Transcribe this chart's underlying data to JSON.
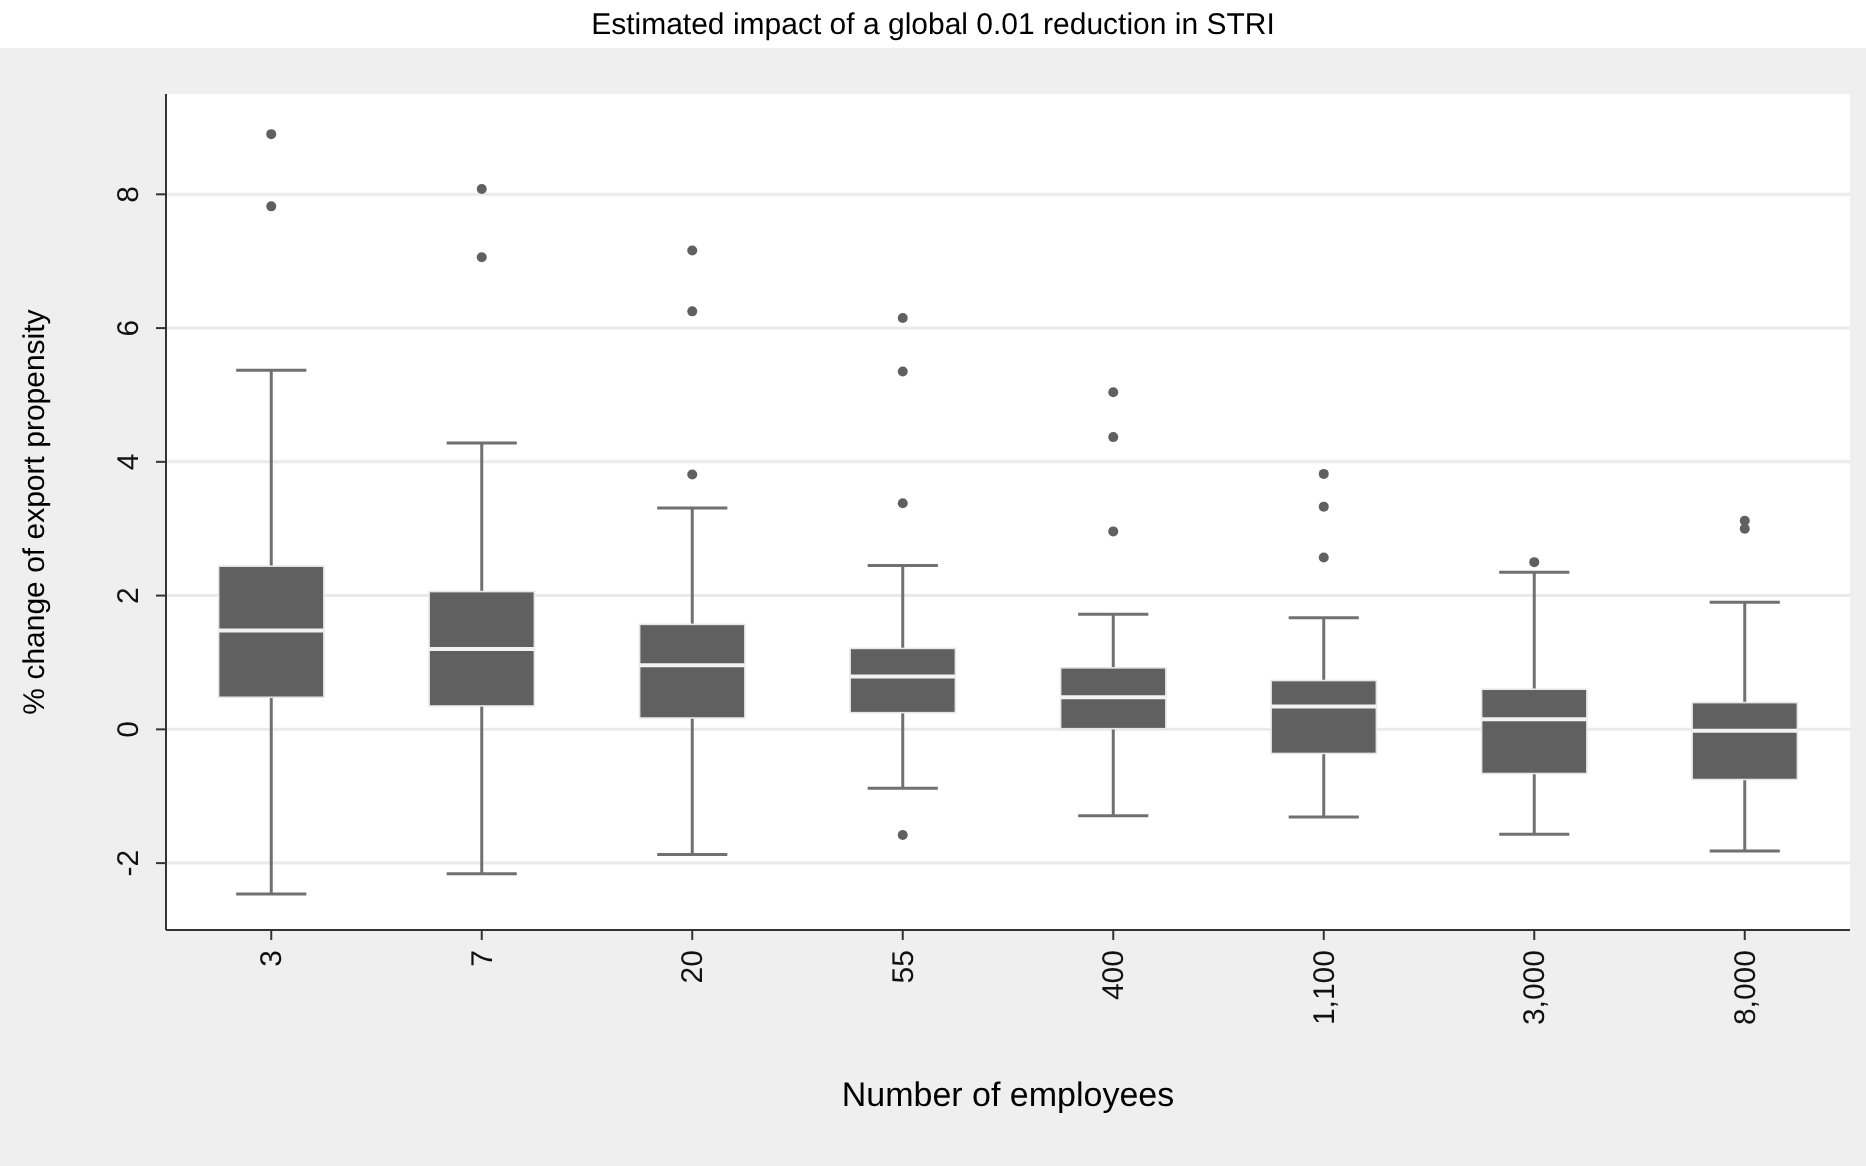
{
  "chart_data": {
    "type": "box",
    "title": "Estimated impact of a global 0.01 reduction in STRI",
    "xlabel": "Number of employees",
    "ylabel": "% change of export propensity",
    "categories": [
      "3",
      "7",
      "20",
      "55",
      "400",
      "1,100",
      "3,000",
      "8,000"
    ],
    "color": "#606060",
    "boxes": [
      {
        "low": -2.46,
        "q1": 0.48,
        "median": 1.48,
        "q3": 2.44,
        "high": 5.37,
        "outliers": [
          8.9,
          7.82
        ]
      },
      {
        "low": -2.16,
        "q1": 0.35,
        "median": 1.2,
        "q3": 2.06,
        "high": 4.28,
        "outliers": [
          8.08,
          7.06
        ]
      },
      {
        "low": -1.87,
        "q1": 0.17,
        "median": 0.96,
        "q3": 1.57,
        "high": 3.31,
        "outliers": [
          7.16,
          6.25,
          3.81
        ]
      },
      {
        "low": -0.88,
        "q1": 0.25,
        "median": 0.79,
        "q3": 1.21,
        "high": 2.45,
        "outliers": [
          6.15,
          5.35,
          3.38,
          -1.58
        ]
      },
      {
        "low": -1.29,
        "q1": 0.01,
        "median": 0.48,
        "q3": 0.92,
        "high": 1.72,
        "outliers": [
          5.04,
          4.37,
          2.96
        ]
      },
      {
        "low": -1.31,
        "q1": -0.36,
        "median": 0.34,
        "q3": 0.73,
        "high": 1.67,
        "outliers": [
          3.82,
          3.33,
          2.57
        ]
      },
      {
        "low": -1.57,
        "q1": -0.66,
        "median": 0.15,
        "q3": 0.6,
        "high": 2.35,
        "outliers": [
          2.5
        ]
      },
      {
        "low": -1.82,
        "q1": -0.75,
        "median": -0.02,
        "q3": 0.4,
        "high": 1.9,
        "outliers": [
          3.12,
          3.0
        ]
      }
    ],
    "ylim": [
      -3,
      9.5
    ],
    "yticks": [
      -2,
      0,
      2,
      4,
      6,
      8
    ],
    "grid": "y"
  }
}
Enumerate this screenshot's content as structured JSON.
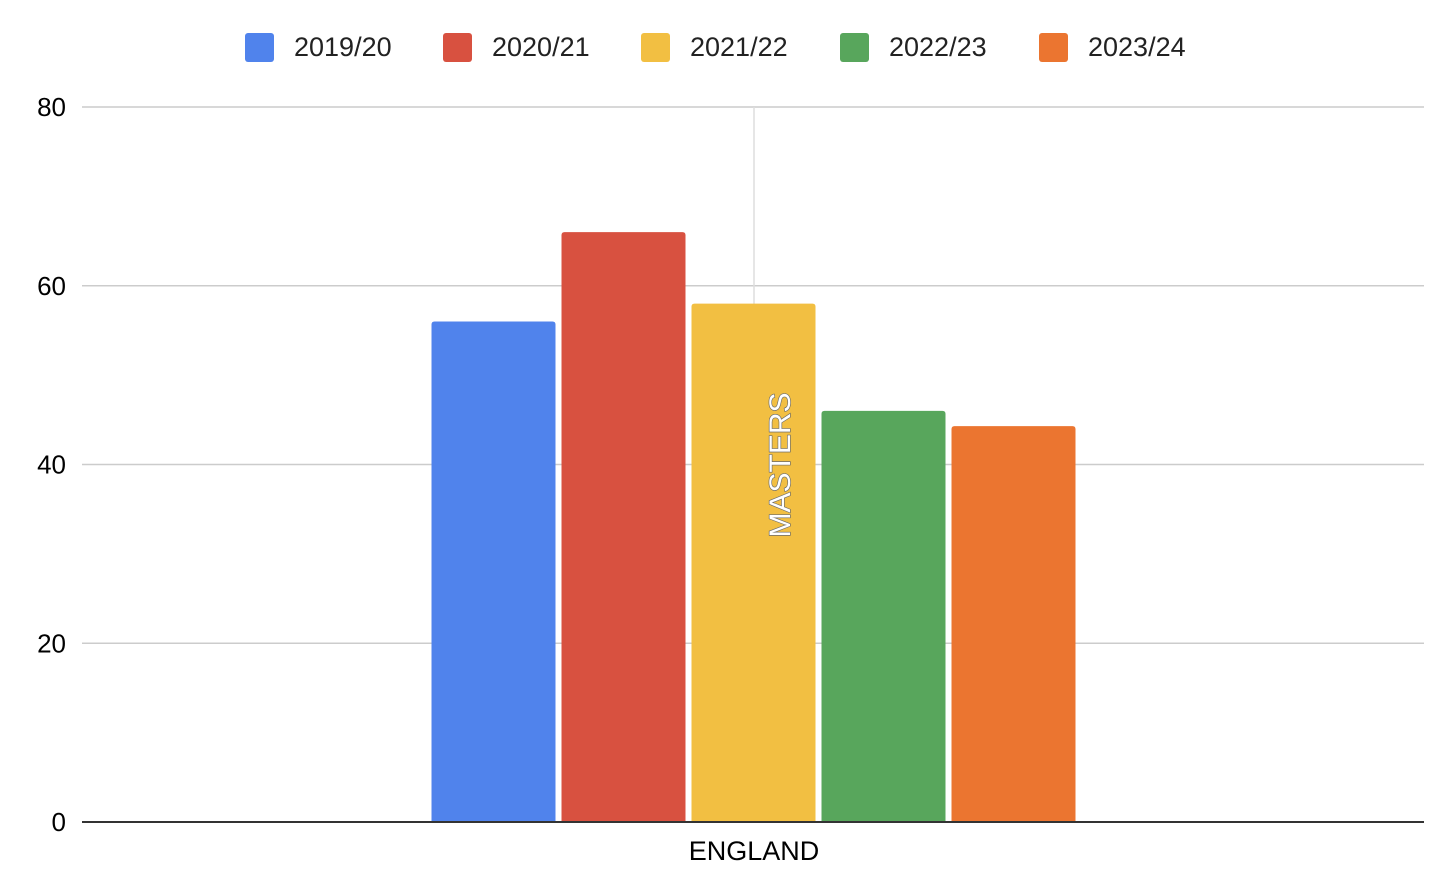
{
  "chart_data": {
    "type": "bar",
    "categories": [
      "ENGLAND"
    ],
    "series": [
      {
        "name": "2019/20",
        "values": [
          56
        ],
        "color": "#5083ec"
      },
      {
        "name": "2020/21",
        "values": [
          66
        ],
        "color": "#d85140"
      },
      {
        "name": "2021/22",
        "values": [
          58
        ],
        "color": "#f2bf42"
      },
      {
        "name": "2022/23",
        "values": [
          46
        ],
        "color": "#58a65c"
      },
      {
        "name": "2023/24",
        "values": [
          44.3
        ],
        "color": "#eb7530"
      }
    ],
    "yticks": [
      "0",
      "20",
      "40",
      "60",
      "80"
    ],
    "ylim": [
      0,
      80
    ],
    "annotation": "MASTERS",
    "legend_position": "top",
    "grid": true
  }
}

************

* Aim of the task: Repeat exactly the lines from the one containing "Enumerate this screenshot's" through the last line of the records above, both included, and leave out the pictures.

* Finished answer:
Enumerate this screenshot's content as structured JSON.
{
  "chart_data": {
    "type": "bar",
    "categories": [
      "ENGLAND"
    ],
    "series": [
      {
        "name": "2019/20",
        "values": [
          56
        ],
        "color": "#5083ec"
      },
      {
        "name": "2020/21",
        "values": [
          66
        ],
        "color": "#d85140"
      },
      {
        "name": "2021/22",
        "values": [
          58
        ],
        "color": "#f2bf42"
      },
      {
        "name": "2022/23",
        "values": [
          46
        ],
        "color": "#58a65c"
      },
      {
        "name": "2023/24",
        "values": [
          44.3
        ],
        "color": "#eb7530"
      }
    ],
    "yticks": [
      "0",
      "20",
      "40",
      "60",
      "80"
    ],
    "ylim": [
      0,
      80
    ],
    "annotation": "MASTERS",
    "legend_position": "top",
    "grid": true
  }
}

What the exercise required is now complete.